- WHAT YOU HAVE TO DO -
In your copy, reproduce the entries exactly as they are, minus the images.

▼

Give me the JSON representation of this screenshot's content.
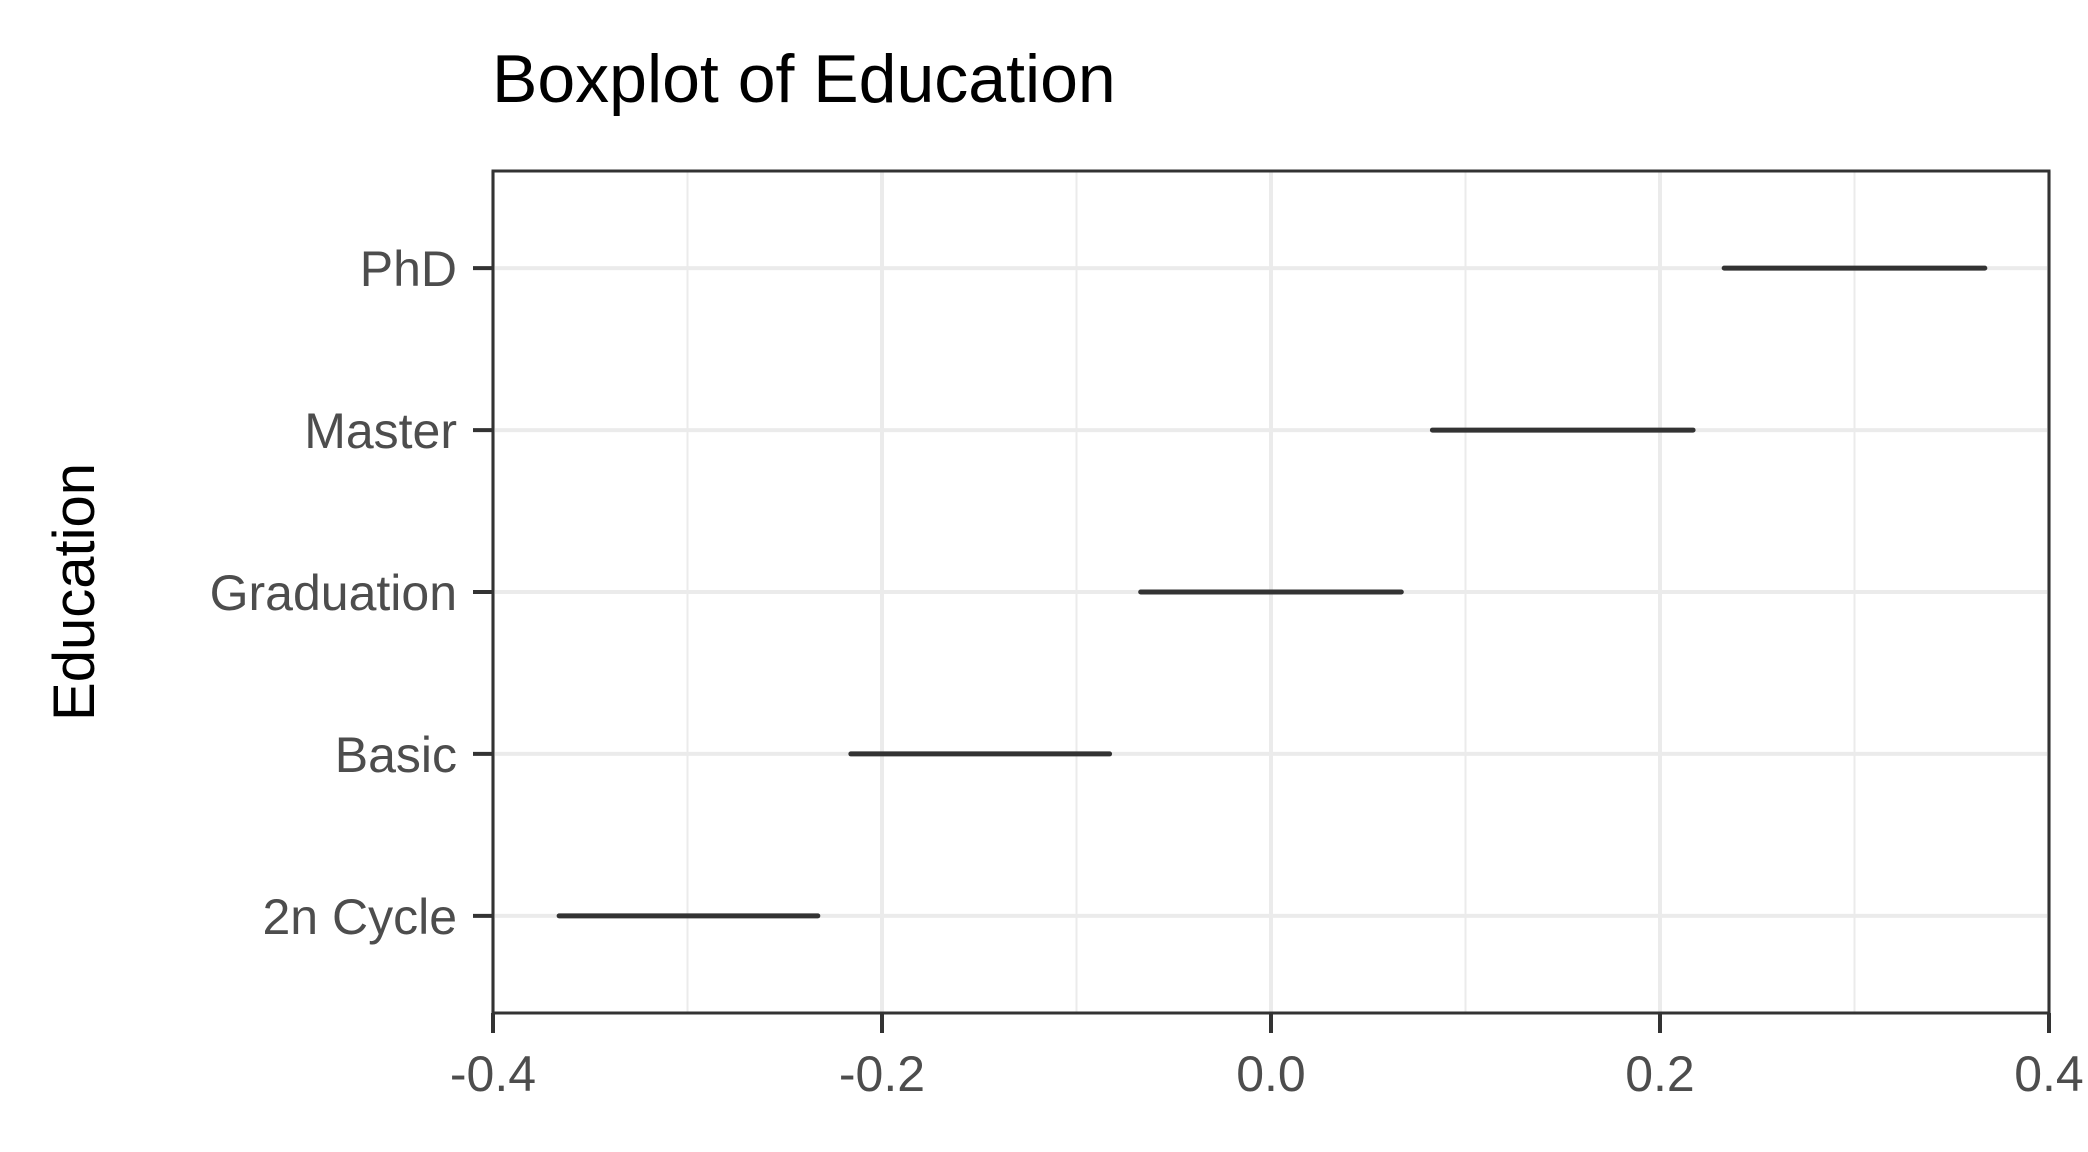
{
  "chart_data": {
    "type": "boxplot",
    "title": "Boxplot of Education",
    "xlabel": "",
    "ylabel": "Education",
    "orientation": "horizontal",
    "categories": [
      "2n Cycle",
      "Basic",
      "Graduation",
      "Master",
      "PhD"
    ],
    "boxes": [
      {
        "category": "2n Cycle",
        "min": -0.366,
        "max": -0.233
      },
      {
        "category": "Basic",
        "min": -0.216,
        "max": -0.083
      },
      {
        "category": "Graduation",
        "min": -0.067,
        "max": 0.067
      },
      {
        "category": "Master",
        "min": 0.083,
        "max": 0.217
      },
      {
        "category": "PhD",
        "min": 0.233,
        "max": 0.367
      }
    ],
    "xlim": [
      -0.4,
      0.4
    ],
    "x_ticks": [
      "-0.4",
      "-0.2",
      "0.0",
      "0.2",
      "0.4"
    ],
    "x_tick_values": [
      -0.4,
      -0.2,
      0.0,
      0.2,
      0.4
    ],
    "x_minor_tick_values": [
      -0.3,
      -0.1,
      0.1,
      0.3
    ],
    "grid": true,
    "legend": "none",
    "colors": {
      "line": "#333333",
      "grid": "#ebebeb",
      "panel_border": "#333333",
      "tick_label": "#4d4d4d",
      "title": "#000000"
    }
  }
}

▲

- RESPONSE BELOW -
Give me the JSON representation of this screenshot's content.
{
  "chart_data": {
    "type": "boxplot",
    "title": "Boxplot of Education",
    "xlabel": "",
    "ylabel": "Education",
    "orientation": "horizontal",
    "categories": [
      "2n Cycle",
      "Basic",
      "Graduation",
      "Master",
      "PhD"
    ],
    "boxes": [
      {
        "category": "2n Cycle",
        "min": -0.366,
        "max": -0.233
      },
      {
        "category": "Basic",
        "min": -0.216,
        "max": -0.083
      },
      {
        "category": "Graduation",
        "min": -0.067,
        "max": 0.067
      },
      {
        "category": "Master",
        "min": 0.083,
        "max": 0.217
      },
      {
        "category": "PhD",
        "min": 0.233,
        "max": 0.367
      }
    ],
    "xlim": [
      -0.4,
      0.4
    ],
    "x_ticks": [
      "-0.4",
      "-0.2",
      "0.0",
      "0.2",
      "0.4"
    ],
    "x_tick_values": [
      -0.4,
      -0.2,
      0.0,
      0.2,
      0.4
    ],
    "x_minor_tick_values": [
      -0.3,
      -0.1,
      0.1,
      0.3
    ],
    "grid": true,
    "legend": "none",
    "colors": {
      "line": "#333333",
      "grid": "#ebebeb",
      "panel_border": "#333333",
      "tick_label": "#4d4d4d",
      "title": "#000000"
    }
  }
}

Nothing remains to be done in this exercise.